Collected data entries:
######

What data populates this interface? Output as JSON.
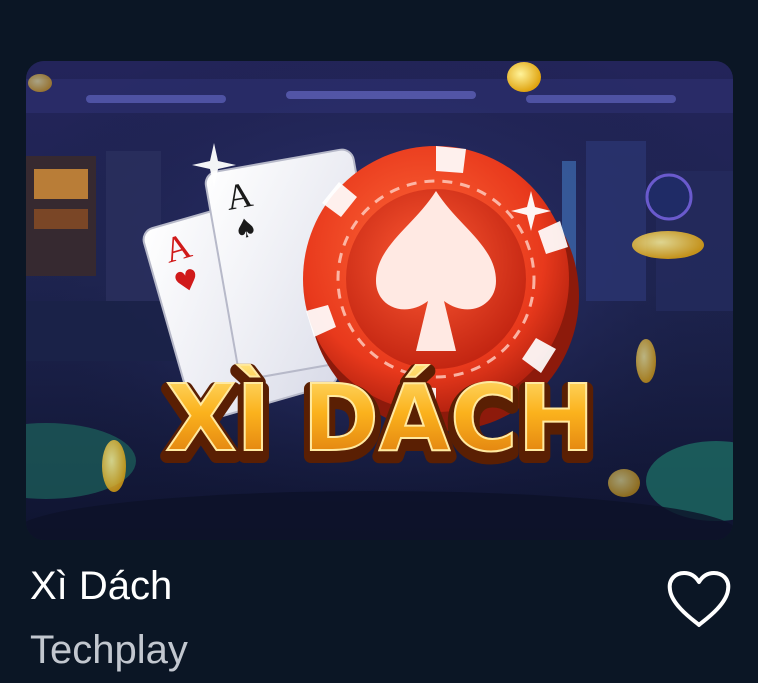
{
  "game": {
    "title": "Xì Dách",
    "provider": "Techplay",
    "thumbnail": {
      "logo_text": "XÌ DÁCH",
      "card_rank": "A"
    }
  },
  "icons": {
    "favorite": "heart-outline-icon"
  },
  "colors": {
    "page_bg": "#0b1625",
    "title_text": "#ffffff",
    "provider_text": "#c2c7cf",
    "logo_gold": "#f7a81b",
    "chip_red": "#e8391c"
  }
}
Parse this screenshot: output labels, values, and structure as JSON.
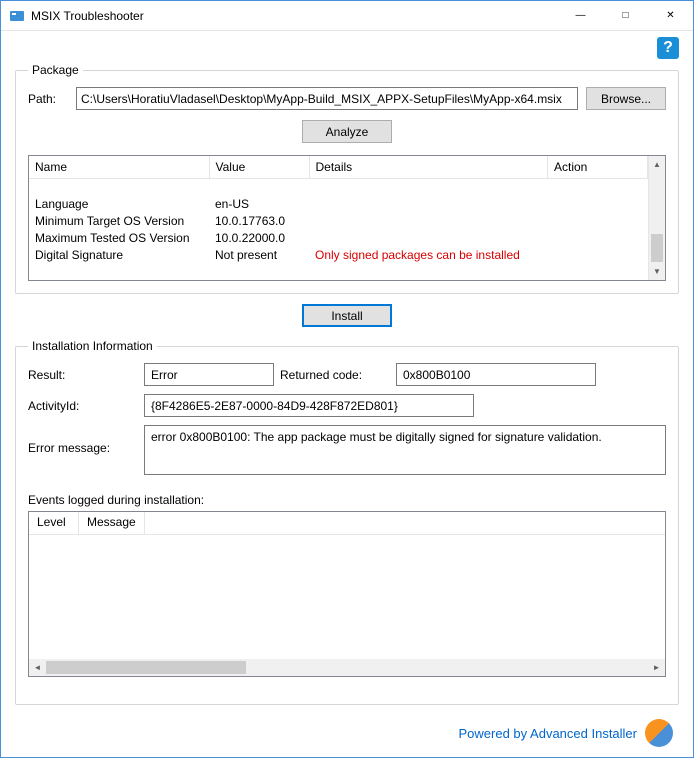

######

What is needed: Every entry above needs to be retyped exactly; drop the pictures.

Written answer:
What data populates this interface? Output as JSON.
{
  "game": {
    "title": "Xì Dách",
    "provider": "Techplay",
    "thumbnail": {
      "logo_text": "XÌ DÁCH",
      "card_rank": "A"
    }
  },
  "icons": {
    "favorite": "heart-outline-icon"
  },
  "colors": {
    "page_bg": "#0b1625",
    "title_text": "#ffffff",
    "provider_text": "#c2c7cf",
    "logo_gold": "#f7a81b",
    "chip_red": "#e8391c"
  }
}
Parse this screenshot: output labels, values, and structure as JSON.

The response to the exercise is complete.